§ **Dataset entries**:
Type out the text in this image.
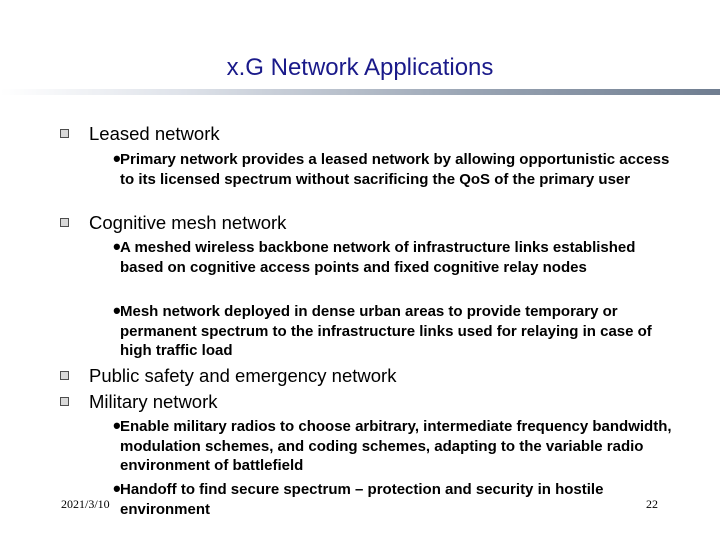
x.G Network Applications
Leased network
• Primary network provides a leased network by allowing opportunistic access to its licensed spectrum without sacrificing the QoS of the primary user
Cognitive mesh network
• A meshed wireless backbone network of infrastructure links established based on cognitive access points and fixed cognitive relay nodes
• Mesh network deployed in dense urban areas to provide temporary or permanent spectrum to the infrastructure links used for relaying in case of high traffic load
Public safety and emergency network
Military network
• Enable military radios to choose arbitrary, intermediate frequency bandwidth, modulation schemes, and coding schemes, adapting to the variable radio environment of battlefield
• Handoff to find secure spectrum – protection and security in hostile environment
2021/3/10	22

§ **What is expected**: Pictures in the records above should not be copied. Repeat everything else exactly.

§ **Expected answer**:
Type out the text in this image.
x.G Network Applications
Leased network
• Primary network provides a leased network by allowing opportunistic access to its licensed spectrum without sacrificing the QoS of the primary user
Cognitive mesh network
• A meshed wireless backbone network of infrastructure links established based on cognitive access points and fixed cognitive relay nodes
• Mesh network deployed in dense urban areas to provide temporary or permanent spectrum to the infrastructure links used for relaying in case of high traffic load
Public safety and emergency network
Military network
• Enable military radios to choose arbitrary, intermediate frequency bandwidth, modulation schemes, and coding schemes, adapting to the variable radio environment of battlefield
• Handoff to find secure spectrum – protection and security in hostile environment
2021/3/10	22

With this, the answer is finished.